(Dataset items)

================================

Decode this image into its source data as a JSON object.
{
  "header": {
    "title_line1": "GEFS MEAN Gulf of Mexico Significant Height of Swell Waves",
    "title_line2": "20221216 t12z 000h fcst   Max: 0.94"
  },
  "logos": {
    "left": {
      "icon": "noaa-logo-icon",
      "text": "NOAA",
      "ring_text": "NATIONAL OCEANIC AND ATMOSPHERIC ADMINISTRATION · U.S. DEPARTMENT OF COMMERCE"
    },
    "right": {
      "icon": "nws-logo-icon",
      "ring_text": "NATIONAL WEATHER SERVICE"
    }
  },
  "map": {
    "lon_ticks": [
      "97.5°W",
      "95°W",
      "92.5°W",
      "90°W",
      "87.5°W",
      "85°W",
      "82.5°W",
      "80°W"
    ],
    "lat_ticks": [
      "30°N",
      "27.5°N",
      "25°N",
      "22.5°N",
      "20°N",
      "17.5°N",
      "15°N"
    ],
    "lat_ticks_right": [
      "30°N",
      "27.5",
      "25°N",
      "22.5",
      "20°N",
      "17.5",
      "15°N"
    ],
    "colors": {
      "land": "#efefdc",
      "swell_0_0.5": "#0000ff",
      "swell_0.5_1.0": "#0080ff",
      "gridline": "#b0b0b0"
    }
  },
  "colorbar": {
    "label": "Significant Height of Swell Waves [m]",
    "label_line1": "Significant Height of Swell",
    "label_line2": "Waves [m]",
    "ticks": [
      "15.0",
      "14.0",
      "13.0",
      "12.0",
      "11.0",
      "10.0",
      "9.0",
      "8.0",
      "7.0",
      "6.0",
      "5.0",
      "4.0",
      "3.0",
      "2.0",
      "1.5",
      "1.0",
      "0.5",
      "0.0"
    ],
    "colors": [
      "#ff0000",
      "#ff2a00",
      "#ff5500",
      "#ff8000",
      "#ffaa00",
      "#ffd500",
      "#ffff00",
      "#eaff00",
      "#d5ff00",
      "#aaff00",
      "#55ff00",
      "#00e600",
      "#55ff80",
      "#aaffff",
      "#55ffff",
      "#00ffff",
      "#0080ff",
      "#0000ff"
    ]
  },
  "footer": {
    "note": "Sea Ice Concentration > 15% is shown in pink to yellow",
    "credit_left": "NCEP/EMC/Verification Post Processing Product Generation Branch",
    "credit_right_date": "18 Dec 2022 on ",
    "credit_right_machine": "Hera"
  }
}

================================

> **WHAT THE EXERCISE ASKS**
Copy out all of the records above with nothing altered.

> **WORKED ANSWER**
Decode this image into its source data as a JSON object.
{
  "header": {
    "title_line1": "GEFS MEAN Gulf of Mexico Significant Height of Swell Waves",
    "title_line2": "20221216 t12z 000h fcst   Max: 0.94"
  },
  "logos": {
    "left": {
      "icon": "noaa-logo-icon",
      "text": "NOAA",
      "ring_text": "NATIONAL OCEANIC AND ATMOSPHERIC ADMINISTRATION · U.S. DEPARTMENT OF COMMERCE"
    },
    "right": {
      "icon": "nws-logo-icon",
      "ring_text": "NATIONAL WEATHER SERVICE"
    }
  },
  "map": {
    "lon_ticks": [
      "97.5°W",
      "95°W",
      "92.5°W",
      "90°W",
      "87.5°W",
      "85°W",
      "82.5°W",
      "80°W"
    ],
    "lat_ticks": [
      "30°N",
      "27.5°N",
      "25°N",
      "22.5°N",
      "20°N",
      "17.5°N",
      "15°N"
    ],
    "lat_ticks_right": [
      "30°N",
      "27.5",
      "25°N",
      "22.5",
      "20°N",
      "17.5",
      "15°N"
    ],
    "colors": {
      "land": "#efefdc",
      "swell_0_0.5": "#0000ff",
      "swell_0.5_1.0": "#0080ff",
      "gridline": "#b0b0b0"
    }
  },
  "colorbar": {
    "label": "Significant Height of Swell Waves [m]",
    "label_line1": "Significant Height of Swell",
    "label_line2": "Waves [m]",
    "ticks": [
      "15.0",
      "14.0",
      "13.0",
      "12.0",
      "11.0",
      "10.0",
      "9.0",
      "8.0",
      "7.0",
      "6.0",
      "5.0",
      "4.0",
      "3.0",
      "2.0",
      "1.5",
      "1.0",
      "0.5",
      "0.0"
    ],
    "colors": [
      "#ff0000",
      "#ff2a00",
      "#ff5500",
      "#ff8000",
      "#ffaa00",
      "#ffd500",
      "#ffff00",
      "#eaff00",
      "#d5ff00",
      "#aaff00",
      "#55ff00",
      "#00e600",
      "#55ff80",
      "#aaffff",
      "#55ffff",
      "#00ffff",
      "#0080ff",
      "#0000ff"
    ]
  },
  "footer": {
    "note": "Sea Ice Concentration > 15% is shown in pink to yellow",
    "credit_left": "NCEP/EMC/Verification Post Processing Product Generation Branch",
    "credit_right_date": "18 Dec 2022 on ",
    "credit_right_machine": "Hera"
  }
}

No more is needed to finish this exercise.